+++ Exercise data
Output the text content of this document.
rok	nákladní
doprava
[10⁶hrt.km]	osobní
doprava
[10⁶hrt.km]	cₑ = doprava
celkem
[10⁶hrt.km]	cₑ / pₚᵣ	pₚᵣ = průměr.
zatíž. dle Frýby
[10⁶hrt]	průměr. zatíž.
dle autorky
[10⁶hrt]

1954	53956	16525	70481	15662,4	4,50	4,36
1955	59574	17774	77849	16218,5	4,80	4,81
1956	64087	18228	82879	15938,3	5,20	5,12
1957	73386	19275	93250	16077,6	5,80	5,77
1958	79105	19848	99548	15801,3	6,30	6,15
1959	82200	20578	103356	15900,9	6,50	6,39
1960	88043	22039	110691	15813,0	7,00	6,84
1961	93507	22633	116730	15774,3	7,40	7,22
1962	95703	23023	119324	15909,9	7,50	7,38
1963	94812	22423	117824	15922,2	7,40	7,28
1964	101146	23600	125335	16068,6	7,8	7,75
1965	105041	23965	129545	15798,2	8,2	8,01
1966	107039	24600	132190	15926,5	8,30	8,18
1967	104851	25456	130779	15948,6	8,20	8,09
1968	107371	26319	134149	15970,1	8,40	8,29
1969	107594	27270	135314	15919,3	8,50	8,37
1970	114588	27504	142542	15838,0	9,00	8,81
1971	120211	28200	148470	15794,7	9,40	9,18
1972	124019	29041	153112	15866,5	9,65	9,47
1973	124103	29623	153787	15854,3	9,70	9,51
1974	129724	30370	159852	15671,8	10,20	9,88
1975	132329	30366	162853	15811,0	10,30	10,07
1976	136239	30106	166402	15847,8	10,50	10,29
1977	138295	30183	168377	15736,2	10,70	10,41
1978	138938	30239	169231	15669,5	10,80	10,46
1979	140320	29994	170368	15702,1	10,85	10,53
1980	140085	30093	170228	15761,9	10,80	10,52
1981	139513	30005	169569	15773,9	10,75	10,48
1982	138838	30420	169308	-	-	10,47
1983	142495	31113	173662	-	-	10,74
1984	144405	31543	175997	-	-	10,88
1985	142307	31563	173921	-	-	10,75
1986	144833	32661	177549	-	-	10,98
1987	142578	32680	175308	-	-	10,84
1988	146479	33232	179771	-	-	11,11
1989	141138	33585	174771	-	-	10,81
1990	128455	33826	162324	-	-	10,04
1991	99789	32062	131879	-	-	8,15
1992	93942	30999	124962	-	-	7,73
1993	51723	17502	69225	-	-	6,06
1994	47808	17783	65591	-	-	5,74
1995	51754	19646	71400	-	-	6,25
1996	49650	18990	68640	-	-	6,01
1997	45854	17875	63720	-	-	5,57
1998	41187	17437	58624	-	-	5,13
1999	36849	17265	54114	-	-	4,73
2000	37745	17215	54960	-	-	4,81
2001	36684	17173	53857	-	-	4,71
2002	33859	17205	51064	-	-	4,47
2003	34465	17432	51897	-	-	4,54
++++++
◆ Aim ◆
Locate all lines in the listing above with the word "průměr" and copy them.

◆ Answer ◆
[10⁶hrt.km]	cₑ / pₚᵣ	pₚᵣ = průměr.
[10⁶hrt]	průměr. zatíž.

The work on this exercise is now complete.